## [Task to carry out]
Copy each line containing the word "nanq" from the records that follow, please.

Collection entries

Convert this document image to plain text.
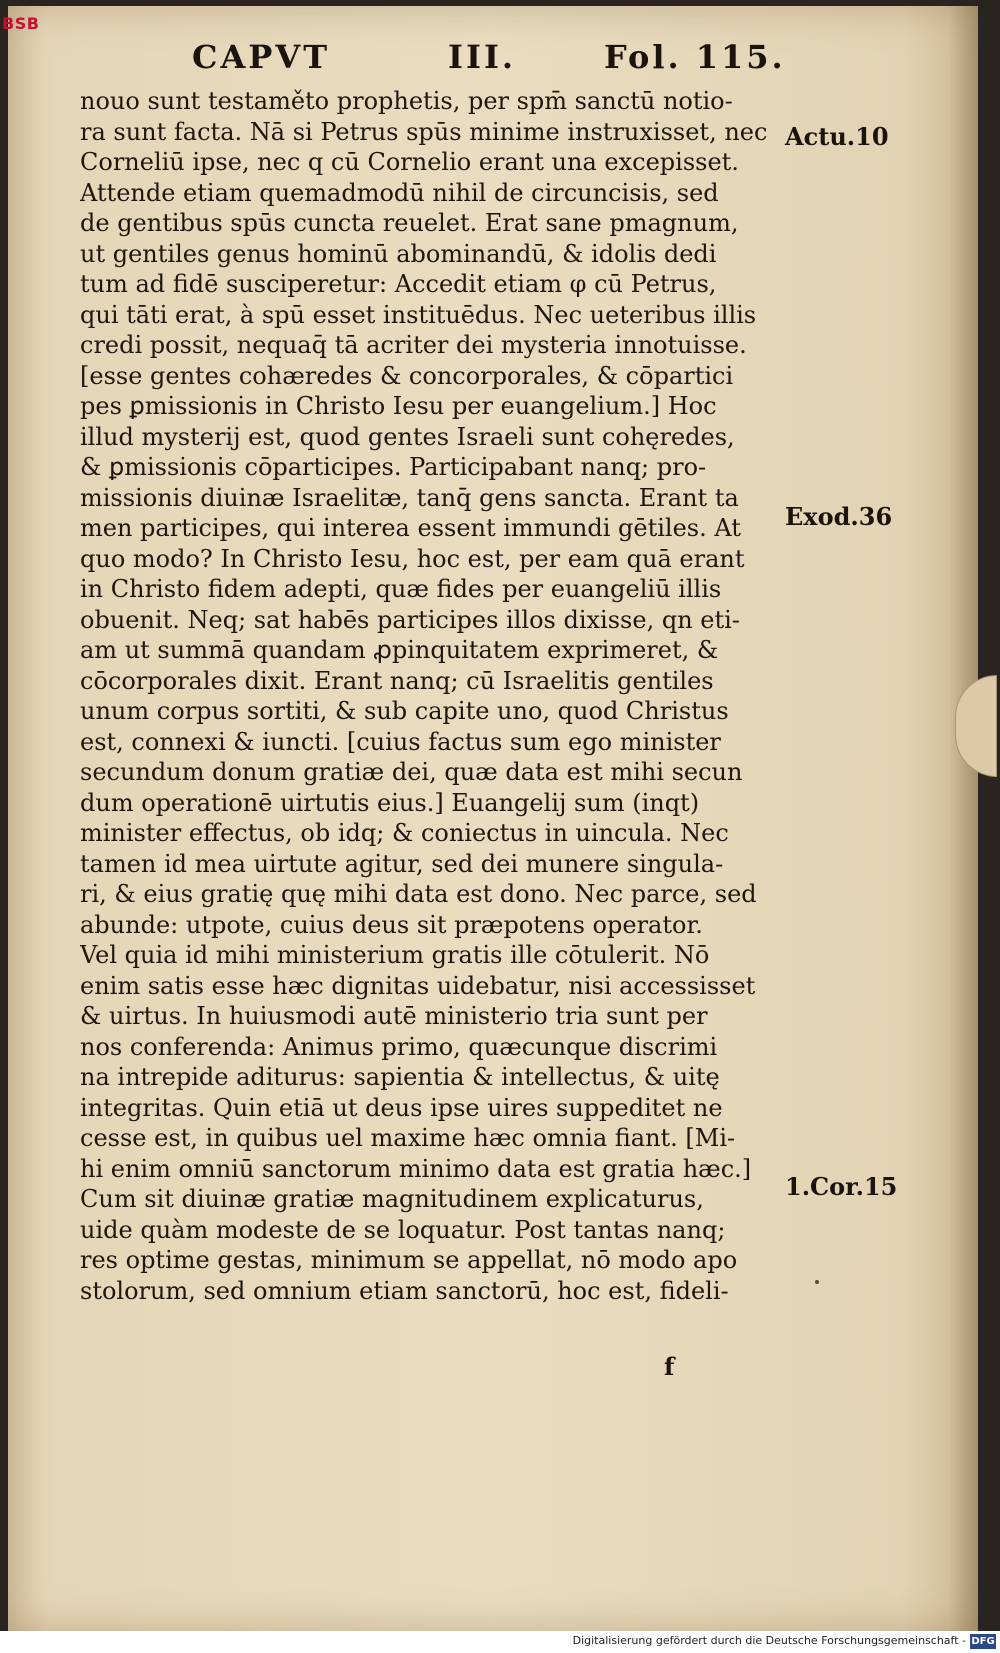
BSB
CAPVT	III.	Fol. 115.
nouo sunt testaměto prophetis, per spm̄ sanctū notio-
ra sunt facta. Nā si Petrus spūs minime instruxisset, nec
Corneliū ipse, nec q cū Cornelio erant una excepisset.
Attende etiam quemadmodū nihil de circuncisis, sed
de gentibus spūs cuncta reuelet. Erat sane pmagnum,
ut gentiles genus hominū abominandū, & idolis dedi
tum ad fidē susciperetur: Accedit etiam φ cū Petrus,
qui tāti erat, à spū esset instituēdus. Nec ueteribus illis
credi possit, nequaq̄ tā acriter dei mysteria innotuisse.
[esse gentes cohæredes & concorporales, & cōpartici
pes ꝑmissionis in Christo Iesu per euangelium.] Hoc
illud mysterij est, quod gentes Israeli sunt cohęredes,
& ꝑmissionis cōparticipes. Participabant nanq; pro-
missionis diuinæ Israelitæ, tanq̄ gens sancta. Erant ta
men participes, qui interea essent immundi gētiles. At
quo modo? In Christo Iesu, hoc est, per eam quā erant
in Christo fidem adepti, quæ fides per euangeliū illis
obuenit. Neq; sat habēs participes illos dixisse, qn eti-
am ut summā quandam ꝓpinquitatem exprimeret, &
cōcorporales dixit. Erant nanq; cū Israelitis gentiles
unum corpus sortiti, & sub capite uno, quod Christus
est, connexi & iuncti. [cuius factus sum ego minister
secundum donum gratiæ dei, quæ data est mihi secun
dum operationē uirtutis eius.] Euangelij sum (inqt)
minister effectus, ob idq; & coniectus in uincula. Nec
tamen id mea uirtute agitur, sed dei munere singula-
ri, & eius gratię quę mihi data est dono. Nec parce, sed
abunde: utpote, cuius deus sit præpotens operator.
Vel quia id mihi ministerium gratis ille cōtulerit. Nō
enim satis esse hæc dignitas uidebatur, nisi accessisset
& uirtus. In huiusmodi autē ministerio tria sunt per
nos conferenda: Animus primo, quæcunque discrimi
na intrepide aditurus: sapientia & intellectus, & uitę
integritas. Quin etiā ut deus ipse uires suppeditet ne
cesse est, in quibus uel maxime hæc omnia fiant. [Mi-
hi enim omniū sanctorum minimo data est gratia hæc.]
Cum sit diuinæ gratiæ magnitudinem explicaturus,
uide quàm modeste de se loquatur. Post tantas nanq;
res optime gestas, minimum se appellat, nō modo apo
stolorum, sed omnium etiam sanctorū, hoc est, fideli-
Actu.10
Exod.36
1.Cor.15
f
Digitalisierung gefördert durch die Deutsche Forschungsgemeinschaft - DFG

## [Full output]
& ꝑmissionis cōparticipes. Participabant nanq; pro-
cōcorporales dixit. Erant nanq; cū Israelitis gentiles
uide quàm modeste de se loquatur. Post tantas nanq;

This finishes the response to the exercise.